▸ **Data records**
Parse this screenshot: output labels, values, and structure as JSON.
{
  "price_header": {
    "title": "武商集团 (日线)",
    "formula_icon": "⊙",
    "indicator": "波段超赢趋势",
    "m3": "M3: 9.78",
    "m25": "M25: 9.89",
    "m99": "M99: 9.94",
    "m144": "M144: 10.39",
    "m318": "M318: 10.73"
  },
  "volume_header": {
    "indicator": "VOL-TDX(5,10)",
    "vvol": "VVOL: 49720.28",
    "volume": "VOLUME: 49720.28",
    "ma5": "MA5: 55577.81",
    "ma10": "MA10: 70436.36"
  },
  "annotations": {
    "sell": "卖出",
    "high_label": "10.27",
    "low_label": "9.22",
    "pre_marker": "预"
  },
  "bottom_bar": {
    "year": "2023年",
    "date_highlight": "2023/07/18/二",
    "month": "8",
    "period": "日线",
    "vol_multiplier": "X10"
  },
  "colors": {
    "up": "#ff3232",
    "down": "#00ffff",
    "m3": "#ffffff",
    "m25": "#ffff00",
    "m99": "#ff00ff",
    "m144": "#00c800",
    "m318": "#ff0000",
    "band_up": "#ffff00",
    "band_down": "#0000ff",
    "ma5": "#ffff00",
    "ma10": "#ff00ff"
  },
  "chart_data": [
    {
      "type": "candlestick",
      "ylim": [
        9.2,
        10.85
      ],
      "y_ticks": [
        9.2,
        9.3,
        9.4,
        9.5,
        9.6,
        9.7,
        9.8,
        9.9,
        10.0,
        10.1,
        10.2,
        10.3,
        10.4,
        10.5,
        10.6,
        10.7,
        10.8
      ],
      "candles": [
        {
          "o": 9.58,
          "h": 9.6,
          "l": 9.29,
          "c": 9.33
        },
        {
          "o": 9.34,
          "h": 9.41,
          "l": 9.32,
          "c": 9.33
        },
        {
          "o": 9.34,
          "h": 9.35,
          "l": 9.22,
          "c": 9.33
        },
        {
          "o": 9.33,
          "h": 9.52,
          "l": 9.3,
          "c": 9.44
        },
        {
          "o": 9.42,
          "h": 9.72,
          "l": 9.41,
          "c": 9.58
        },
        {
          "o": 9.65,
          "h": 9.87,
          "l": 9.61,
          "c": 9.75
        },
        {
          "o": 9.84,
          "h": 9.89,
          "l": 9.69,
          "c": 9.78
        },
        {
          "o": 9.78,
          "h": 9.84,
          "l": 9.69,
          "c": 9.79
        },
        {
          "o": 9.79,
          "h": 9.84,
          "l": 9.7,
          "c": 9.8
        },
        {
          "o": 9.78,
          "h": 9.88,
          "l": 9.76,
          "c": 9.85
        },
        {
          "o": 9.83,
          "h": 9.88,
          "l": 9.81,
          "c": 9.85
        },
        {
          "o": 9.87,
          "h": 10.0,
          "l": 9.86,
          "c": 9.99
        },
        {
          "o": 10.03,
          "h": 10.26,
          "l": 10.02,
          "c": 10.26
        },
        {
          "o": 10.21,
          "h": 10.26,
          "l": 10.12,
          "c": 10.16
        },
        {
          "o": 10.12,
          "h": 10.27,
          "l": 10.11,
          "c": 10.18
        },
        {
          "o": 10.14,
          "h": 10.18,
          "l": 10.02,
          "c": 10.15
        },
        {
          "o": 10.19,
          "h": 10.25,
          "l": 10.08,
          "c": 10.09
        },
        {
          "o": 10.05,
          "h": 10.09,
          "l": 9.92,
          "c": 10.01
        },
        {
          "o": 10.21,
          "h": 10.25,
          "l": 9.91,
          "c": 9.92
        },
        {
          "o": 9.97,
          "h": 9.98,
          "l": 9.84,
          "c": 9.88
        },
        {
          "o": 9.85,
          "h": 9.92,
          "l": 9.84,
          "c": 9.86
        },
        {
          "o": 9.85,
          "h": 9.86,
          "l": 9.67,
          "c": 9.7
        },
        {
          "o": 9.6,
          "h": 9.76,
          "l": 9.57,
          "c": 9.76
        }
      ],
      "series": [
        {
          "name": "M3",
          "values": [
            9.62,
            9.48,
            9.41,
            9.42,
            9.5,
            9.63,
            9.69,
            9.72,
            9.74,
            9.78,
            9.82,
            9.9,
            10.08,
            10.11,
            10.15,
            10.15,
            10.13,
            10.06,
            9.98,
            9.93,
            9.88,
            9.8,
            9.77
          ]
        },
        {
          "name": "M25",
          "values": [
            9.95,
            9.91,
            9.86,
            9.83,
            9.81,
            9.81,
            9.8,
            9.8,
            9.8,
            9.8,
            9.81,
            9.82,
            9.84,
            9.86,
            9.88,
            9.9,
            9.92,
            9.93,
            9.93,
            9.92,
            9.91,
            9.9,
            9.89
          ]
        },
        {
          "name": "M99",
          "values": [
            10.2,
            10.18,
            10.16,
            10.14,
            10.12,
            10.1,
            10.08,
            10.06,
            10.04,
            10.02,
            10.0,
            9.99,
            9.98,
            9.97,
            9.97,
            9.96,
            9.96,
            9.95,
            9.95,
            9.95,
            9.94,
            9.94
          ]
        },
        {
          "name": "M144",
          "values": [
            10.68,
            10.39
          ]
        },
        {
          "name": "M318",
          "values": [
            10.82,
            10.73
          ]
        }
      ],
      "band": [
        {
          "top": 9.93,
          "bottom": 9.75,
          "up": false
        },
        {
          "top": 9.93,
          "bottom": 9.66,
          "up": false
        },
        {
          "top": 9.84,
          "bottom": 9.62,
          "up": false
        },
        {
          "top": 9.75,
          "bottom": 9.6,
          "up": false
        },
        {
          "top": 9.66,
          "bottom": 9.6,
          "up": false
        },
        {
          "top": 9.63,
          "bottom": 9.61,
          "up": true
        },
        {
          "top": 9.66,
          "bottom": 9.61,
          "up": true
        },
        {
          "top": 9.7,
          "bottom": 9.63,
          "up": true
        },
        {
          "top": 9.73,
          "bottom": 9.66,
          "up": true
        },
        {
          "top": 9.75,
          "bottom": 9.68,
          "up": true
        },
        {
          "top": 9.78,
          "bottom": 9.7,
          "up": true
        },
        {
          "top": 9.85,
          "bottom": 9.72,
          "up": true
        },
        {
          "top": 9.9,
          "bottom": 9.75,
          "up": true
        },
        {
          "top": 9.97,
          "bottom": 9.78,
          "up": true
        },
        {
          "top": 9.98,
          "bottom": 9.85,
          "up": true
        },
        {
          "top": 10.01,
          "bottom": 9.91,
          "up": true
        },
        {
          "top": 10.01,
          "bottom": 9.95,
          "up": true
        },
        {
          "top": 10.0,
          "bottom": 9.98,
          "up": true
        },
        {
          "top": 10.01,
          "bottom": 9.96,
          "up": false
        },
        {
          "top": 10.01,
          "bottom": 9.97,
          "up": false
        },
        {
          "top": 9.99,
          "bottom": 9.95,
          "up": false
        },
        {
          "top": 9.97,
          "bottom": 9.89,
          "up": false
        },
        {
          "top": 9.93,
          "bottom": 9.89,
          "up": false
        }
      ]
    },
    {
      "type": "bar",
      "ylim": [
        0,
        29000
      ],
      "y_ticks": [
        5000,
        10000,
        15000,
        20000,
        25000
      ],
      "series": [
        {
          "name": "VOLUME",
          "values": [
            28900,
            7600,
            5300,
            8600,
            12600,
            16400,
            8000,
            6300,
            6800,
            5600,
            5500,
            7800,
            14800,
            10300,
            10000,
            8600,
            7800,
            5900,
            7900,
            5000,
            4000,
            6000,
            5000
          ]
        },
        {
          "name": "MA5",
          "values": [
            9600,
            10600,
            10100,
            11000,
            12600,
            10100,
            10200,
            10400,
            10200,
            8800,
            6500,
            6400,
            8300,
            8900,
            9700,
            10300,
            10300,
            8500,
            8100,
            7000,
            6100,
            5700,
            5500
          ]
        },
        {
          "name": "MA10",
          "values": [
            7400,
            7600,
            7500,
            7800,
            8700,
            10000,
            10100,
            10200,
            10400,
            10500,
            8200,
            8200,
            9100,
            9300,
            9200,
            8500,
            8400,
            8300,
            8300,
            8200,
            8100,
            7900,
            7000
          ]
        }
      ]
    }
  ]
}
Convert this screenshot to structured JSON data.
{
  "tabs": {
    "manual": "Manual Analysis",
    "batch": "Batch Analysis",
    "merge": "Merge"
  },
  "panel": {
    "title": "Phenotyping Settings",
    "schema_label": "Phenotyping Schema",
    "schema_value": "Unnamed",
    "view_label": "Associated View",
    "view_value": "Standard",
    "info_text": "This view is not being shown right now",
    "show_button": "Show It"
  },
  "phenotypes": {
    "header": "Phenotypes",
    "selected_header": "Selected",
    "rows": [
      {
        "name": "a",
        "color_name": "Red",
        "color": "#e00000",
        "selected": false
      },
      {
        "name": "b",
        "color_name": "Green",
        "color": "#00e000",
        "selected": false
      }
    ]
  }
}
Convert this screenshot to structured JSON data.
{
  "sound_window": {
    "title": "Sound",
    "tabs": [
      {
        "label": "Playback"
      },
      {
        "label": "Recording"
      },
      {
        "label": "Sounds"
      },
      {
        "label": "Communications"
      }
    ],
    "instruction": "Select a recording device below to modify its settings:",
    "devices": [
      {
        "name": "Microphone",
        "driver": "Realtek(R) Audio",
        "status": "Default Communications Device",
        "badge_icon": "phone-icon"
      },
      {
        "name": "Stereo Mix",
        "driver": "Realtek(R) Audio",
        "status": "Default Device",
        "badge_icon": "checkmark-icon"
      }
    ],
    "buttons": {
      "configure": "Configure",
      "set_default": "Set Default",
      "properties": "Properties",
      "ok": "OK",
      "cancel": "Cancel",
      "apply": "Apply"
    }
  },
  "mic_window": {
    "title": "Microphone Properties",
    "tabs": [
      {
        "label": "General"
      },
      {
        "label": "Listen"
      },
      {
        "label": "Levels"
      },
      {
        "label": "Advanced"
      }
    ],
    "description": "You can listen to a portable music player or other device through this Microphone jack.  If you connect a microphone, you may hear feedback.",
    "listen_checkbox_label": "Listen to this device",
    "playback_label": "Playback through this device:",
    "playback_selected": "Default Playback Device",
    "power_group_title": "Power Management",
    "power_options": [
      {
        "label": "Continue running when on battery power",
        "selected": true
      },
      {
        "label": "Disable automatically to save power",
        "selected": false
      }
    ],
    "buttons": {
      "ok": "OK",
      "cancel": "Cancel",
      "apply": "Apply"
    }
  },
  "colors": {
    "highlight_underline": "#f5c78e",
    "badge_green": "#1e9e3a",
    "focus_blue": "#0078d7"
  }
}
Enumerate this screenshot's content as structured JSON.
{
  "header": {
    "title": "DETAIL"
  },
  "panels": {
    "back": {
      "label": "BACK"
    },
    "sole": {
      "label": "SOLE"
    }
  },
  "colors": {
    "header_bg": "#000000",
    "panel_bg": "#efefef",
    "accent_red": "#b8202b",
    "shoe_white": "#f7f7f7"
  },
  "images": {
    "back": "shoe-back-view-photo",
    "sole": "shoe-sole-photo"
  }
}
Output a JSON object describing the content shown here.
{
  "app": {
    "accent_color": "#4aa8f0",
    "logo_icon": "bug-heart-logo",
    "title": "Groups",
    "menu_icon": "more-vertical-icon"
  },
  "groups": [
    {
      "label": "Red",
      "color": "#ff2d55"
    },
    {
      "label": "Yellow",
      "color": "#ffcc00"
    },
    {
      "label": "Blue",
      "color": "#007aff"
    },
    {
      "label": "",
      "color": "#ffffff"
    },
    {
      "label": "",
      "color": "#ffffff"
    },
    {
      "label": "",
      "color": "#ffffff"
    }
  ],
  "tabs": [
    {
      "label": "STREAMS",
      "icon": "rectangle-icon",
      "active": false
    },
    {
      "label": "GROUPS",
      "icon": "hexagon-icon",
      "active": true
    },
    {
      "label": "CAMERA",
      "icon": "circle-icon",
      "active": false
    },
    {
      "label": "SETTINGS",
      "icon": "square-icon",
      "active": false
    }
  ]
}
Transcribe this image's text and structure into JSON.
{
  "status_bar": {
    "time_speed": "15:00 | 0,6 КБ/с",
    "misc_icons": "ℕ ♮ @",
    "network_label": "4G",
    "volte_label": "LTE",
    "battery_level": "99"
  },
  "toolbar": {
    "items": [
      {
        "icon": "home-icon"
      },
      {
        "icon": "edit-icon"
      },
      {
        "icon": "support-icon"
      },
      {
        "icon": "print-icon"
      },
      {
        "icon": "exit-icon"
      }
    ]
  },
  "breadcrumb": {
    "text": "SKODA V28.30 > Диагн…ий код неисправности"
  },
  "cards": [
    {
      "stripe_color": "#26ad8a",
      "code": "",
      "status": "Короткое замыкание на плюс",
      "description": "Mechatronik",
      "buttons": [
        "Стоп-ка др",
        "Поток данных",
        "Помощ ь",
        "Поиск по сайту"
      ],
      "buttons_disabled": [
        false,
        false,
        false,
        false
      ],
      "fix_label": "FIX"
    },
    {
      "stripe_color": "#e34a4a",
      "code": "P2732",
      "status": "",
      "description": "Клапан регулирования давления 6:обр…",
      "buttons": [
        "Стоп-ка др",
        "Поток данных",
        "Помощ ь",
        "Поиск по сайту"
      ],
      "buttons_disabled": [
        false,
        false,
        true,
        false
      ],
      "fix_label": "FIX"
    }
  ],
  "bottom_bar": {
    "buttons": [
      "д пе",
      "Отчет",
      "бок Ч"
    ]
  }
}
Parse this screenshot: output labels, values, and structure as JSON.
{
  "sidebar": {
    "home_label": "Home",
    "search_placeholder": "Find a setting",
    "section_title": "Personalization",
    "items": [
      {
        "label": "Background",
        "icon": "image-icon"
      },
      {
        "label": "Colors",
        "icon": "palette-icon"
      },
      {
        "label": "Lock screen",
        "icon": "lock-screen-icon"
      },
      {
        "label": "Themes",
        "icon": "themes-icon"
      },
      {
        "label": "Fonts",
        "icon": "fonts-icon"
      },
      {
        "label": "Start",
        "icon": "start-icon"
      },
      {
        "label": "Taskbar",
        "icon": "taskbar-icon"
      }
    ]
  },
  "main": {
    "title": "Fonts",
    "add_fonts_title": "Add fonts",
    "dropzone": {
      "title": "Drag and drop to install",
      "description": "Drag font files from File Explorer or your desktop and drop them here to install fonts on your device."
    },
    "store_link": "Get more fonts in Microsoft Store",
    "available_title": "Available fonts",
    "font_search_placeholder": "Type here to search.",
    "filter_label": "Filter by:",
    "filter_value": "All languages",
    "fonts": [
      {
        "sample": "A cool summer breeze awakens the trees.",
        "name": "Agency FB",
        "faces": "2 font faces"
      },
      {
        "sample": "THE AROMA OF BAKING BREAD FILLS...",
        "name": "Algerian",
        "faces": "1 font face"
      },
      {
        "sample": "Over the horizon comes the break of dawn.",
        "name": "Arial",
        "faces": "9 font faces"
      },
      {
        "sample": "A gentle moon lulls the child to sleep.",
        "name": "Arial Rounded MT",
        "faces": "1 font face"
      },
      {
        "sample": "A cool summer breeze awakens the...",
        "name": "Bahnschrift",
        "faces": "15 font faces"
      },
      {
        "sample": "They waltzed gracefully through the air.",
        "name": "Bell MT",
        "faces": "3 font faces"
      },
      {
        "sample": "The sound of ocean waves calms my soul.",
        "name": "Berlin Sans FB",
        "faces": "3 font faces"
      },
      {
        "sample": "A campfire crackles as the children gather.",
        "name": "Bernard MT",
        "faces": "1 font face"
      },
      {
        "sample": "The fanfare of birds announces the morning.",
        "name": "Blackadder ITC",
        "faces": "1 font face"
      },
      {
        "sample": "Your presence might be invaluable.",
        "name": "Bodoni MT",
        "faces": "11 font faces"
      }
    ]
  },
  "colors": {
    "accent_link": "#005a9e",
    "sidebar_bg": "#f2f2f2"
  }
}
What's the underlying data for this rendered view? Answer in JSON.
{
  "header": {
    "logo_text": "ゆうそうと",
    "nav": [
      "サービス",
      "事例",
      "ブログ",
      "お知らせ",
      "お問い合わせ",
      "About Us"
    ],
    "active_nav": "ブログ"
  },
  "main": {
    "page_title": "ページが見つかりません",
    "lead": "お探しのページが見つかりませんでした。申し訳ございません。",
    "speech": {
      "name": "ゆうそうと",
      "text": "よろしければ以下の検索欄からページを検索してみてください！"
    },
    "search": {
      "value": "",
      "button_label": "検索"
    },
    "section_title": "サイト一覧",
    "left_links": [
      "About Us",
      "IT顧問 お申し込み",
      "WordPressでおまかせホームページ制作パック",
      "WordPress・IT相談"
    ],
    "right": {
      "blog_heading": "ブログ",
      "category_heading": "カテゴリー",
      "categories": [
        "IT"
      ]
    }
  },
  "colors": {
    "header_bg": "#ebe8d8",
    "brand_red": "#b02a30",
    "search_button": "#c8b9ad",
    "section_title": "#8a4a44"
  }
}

▸ **PROBLEM**
Consider the entries above and return each line with the string "JSON".

▸ **TASK SOLUTION**
Parse this screenshot: output labels, values, and structure as JSON.
Convert this screenshot to structured JSON data.
Convert this screenshot to structured JSON data.
Enumerate this screenshot's content as structured JSON.
Output a JSON object describing the content shown here.
Transcribe this image's text and structure into JSON.
Parse this screenshot: output labels, values, and structure as JSON.
What's the underlying data for this rendered view? Answer in JSON.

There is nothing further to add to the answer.